** START Task input **

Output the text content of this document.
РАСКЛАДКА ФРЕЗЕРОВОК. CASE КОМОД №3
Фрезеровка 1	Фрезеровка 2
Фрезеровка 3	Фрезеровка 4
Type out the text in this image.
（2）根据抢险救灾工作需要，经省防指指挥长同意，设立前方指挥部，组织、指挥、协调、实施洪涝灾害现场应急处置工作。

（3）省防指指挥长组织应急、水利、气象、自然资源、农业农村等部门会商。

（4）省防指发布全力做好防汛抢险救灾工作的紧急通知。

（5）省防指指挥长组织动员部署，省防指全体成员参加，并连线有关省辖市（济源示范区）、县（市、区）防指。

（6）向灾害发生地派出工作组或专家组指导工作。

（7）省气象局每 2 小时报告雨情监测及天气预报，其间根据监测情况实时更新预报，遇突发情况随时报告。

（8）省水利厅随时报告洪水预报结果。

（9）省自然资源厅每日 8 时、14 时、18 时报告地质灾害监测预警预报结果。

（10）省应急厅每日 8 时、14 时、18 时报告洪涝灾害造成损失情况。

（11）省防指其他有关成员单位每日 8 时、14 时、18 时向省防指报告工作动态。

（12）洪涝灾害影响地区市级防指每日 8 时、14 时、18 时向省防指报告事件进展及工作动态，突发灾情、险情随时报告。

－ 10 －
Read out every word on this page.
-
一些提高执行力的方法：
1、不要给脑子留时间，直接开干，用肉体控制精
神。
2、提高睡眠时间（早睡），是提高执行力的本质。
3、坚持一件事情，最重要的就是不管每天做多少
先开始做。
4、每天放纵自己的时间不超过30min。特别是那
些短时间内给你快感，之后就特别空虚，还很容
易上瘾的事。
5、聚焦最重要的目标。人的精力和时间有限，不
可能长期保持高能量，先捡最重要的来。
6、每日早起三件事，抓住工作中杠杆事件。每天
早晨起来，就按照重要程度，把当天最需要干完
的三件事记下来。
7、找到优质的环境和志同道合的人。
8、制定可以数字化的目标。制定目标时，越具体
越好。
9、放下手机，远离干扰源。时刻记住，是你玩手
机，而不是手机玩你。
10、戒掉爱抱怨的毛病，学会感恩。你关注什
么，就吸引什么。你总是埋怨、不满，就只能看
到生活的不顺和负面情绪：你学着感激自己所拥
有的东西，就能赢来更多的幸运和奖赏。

** END Task input **

** The request **
Return every line in the listing that contains the word "Фрезеровка".

** Full solution **
Фрезеровка 1	Фрезеровка 2
Фрезеровка 3	Фрезеровка 4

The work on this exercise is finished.